Omit the pictures, then write out every entry exactly as it reads.

- EXCERPTED RECORDS:

***

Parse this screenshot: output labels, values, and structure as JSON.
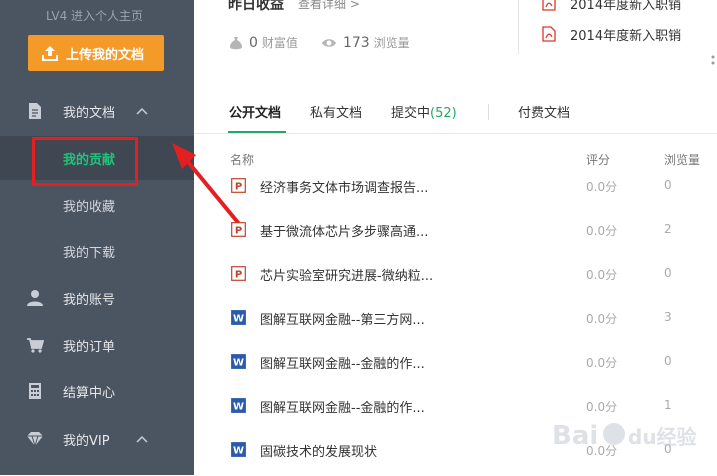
{
  "sidebar": {
    "level_link": "LV4  进入个人主页",
    "upload_label": "上传我的文档",
    "items": [
      {
        "label": "我的文档"
      },
      {
        "label": "我的贡献"
      },
      {
        "label": "我的收藏"
      },
      {
        "label": "我的下载"
      },
      {
        "label": "我的账号"
      },
      {
        "label": "我的订单"
      },
      {
        "label": "结算中心"
      },
      {
        "label": "我的VIP"
      }
    ]
  },
  "top": {
    "title": "昨日收益",
    "detail_link": "查看详细 >",
    "wealth_value": "0",
    "wealth_label": "财富值",
    "views_value": "173",
    "views_label": "浏览量",
    "recent_docs": [
      "2014年度新入职销",
      "2014年度新入职销"
    ]
  },
  "tabs": {
    "public": "公开文档",
    "private": "私有文档",
    "submitting": "提交中",
    "submitting_count": "(52)",
    "paid": "付费文档"
  },
  "table": {
    "headers": {
      "name": "名称",
      "score": "评分",
      "views": "浏览量"
    },
    "rows": [
      {
        "type": "ppt",
        "name": "经济事务文体市场调查报告...",
        "score": "0.0分",
        "views": "0"
      },
      {
        "type": "ppt",
        "name": "基于微流体芯片多步骤高通...",
        "score": "0.0分",
        "views": "2"
      },
      {
        "type": "ppt",
        "name": "芯片实验室研究进展-微纳粒...",
        "score": "0.0分",
        "views": "0"
      },
      {
        "type": "word",
        "name": "图解互联网金融--第三方网...",
        "score": "0.0分",
        "views": "3"
      },
      {
        "type": "word",
        "name": "图解互联网金融--金融的作...",
        "score": "0.0分",
        "views": "0"
      },
      {
        "type": "word",
        "name": "图解互联网金融--金融的作...",
        "score": "0.0分",
        "views": "1"
      },
      {
        "type": "word",
        "name": "固碳技术的发展现状",
        "score": "0.0分",
        "views": "0"
      }
    ]
  },
  "watermark": "Baidu经验",
  "colors": {
    "sidebar_bg": "#4b5461",
    "accent_green": "#21a865",
    "upload_orange": "#f39a29",
    "annotation_red": "#e41f1f"
  }
}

***

- THE OUTPUT:
Parse this screenshot: output labels, values, and structure as JSON.
{
  "sidebar": {
    "level_link": "LV4  进入个人主页",
    "upload_label": "上传我的文档",
    "items": [
      {
        "label": "我的文档"
      },
      {
        "label": "我的贡献"
      },
      {
        "label": "我的收藏"
      },
      {
        "label": "我的下载"
      },
      {
        "label": "我的账号"
      },
      {
        "label": "我的订单"
      },
      {
        "label": "结算中心"
      },
      {
        "label": "我的VIP"
      }
    ]
  },
  "top": {
    "title": "昨日收益",
    "detail_link": "查看详细 >",
    "wealth_value": "0",
    "wealth_label": "财富值",
    "views_value": "173",
    "views_label": "浏览量",
    "recent_docs": [
      "2014年度新入职销",
      "2014年度新入职销"
    ]
  },
  "tabs": {
    "public": "公开文档",
    "private": "私有文档",
    "submitting": "提交中",
    "submitting_count": "(52)",
    "paid": "付费文档"
  },
  "table": {
    "headers": {
      "name": "名称",
      "score": "评分",
      "views": "浏览量"
    },
    "rows": [
      {
        "type": "ppt",
        "name": "经济事务文体市场调查报告...",
        "score": "0.0分",
        "views": "0"
      },
      {
        "type": "ppt",
        "name": "基于微流体芯片多步骤高通...",
        "score": "0.0分",
        "views": "2"
      },
      {
        "type": "ppt",
        "name": "芯片实验室研究进展-微纳粒...",
        "score": "0.0分",
        "views": "0"
      },
      {
        "type": "word",
        "name": "图解互联网金融--第三方网...",
        "score": "0.0分",
        "views": "3"
      },
      {
        "type": "word",
        "name": "图解互联网金融--金融的作...",
        "score": "0.0分",
        "views": "0"
      },
      {
        "type": "word",
        "name": "图解互联网金融--金融的作...",
        "score": "0.0分",
        "views": "1"
      },
      {
        "type": "word",
        "name": "固碳技术的发展现状",
        "score": "0.0分",
        "views": "0"
      }
    ]
  },
  "watermark": "Baidu经验",
  "colors": {
    "sidebar_bg": "#4b5461",
    "accent_green": "#21a865",
    "upload_orange": "#f39a29",
    "annotation_red": "#e41f1f"
  }
}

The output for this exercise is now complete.